→ **Data excerpts**:
• • • • •
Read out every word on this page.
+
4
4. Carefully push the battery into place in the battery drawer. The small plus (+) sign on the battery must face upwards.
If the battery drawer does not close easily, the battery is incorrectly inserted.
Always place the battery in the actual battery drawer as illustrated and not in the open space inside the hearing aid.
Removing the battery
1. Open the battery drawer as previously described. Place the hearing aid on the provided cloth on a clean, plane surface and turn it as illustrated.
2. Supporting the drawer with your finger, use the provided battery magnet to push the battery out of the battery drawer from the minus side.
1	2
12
• • • • •
→ **Exercise requirements**: Take the lines above and print them exactly.

→ **Written answer**:
Read out every word on this page.
+
4
4. Carefully push the battery into place in the battery drawer. The small plus (+) sign on the battery must face upwards.
If the battery drawer does not close easily, the battery is incorrectly inserted.
Always place the battery in the actual battery drawer as illustrated and not in the open space inside the hearing aid.
Removing the battery
1. Open the battery drawer as previously described. Place the hearing aid on the provided cloth on a clean, plane surface and turn it as illustrated.
2. Supporting the drawer with your finger, use the provided battery magnet to push the battery out of the battery drawer from the minus side.
1	2
12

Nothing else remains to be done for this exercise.